WORK TO DO -> Report all lines holding "time".

============================================================

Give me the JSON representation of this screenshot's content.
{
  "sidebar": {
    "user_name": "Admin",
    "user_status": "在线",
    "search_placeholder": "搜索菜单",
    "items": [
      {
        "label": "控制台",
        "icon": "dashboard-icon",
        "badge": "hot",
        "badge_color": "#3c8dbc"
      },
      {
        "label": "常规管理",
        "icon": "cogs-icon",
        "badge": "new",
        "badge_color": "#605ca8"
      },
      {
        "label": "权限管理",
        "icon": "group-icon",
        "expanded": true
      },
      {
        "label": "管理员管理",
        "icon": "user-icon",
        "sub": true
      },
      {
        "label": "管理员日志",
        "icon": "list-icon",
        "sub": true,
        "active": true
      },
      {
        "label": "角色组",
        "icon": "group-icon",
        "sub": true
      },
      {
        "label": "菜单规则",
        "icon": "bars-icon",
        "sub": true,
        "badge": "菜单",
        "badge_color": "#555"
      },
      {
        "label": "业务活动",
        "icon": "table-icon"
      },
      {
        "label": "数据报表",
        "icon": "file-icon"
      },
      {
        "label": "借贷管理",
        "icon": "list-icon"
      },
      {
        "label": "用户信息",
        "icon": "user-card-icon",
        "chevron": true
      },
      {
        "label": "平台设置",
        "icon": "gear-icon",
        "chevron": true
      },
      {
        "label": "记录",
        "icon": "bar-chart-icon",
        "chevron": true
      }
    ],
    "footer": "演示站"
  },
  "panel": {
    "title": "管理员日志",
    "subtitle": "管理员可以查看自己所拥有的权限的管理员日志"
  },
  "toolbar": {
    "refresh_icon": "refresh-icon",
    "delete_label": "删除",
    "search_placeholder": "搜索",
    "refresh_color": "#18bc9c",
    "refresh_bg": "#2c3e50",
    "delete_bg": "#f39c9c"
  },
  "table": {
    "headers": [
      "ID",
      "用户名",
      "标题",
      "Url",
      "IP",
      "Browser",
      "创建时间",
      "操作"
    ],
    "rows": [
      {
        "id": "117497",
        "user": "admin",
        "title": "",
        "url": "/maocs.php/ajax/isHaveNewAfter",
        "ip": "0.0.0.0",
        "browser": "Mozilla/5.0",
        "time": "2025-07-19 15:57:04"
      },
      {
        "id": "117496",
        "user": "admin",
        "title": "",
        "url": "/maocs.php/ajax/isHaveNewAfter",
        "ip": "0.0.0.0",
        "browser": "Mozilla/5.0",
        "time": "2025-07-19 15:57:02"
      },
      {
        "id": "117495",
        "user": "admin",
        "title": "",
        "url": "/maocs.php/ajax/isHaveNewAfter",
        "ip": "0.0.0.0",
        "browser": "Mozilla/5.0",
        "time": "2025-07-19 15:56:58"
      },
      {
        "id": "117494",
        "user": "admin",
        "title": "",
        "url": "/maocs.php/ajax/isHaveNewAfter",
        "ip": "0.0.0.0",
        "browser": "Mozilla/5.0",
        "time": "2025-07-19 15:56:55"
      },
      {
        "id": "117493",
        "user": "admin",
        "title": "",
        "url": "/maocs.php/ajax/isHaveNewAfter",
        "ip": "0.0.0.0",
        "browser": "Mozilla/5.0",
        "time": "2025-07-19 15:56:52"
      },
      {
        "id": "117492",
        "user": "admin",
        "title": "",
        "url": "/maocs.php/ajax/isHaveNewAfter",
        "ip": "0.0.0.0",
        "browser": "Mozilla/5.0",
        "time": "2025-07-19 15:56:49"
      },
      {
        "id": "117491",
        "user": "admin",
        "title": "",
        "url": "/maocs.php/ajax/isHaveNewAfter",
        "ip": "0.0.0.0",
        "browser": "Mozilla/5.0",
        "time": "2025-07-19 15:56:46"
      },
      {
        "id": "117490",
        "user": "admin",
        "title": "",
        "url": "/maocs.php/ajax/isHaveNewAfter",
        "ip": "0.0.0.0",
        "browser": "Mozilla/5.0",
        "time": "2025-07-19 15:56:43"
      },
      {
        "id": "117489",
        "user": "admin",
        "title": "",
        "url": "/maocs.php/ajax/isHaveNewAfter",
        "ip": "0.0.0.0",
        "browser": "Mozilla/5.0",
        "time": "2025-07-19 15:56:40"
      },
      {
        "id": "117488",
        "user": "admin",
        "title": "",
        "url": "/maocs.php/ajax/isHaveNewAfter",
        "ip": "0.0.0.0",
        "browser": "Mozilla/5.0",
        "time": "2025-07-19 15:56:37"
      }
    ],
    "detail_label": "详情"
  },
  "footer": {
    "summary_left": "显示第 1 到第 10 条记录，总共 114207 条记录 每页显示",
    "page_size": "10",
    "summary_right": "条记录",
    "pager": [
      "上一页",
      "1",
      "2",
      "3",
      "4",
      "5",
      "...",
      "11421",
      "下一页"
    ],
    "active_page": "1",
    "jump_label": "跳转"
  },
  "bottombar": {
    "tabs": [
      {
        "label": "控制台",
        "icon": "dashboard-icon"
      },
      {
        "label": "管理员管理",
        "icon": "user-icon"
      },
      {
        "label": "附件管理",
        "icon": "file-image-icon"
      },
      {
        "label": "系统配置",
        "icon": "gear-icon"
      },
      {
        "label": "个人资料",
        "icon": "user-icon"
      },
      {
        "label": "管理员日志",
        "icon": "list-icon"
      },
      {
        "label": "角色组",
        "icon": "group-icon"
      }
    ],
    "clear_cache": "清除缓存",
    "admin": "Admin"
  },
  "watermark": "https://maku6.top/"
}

============================================================

CORRECT OUTPUT ->
        "time": "2025-07-19 15:57:04"
        "time": "2025-07-19 15:57:02"
        "time": "2025-07-19 15:56:58"
        "time": "2025-07-19 15:56:55"
        "time": "2025-07-19 15:56:52"
        "time": "2025-07-19 15:56:49"
        "time": "2025-07-19 15:56:46"
        "time": "2025-07-19 15:56:43"
        "time": "2025-07-19 15:56:40"
        "time": "2025-07-19 15:56:37"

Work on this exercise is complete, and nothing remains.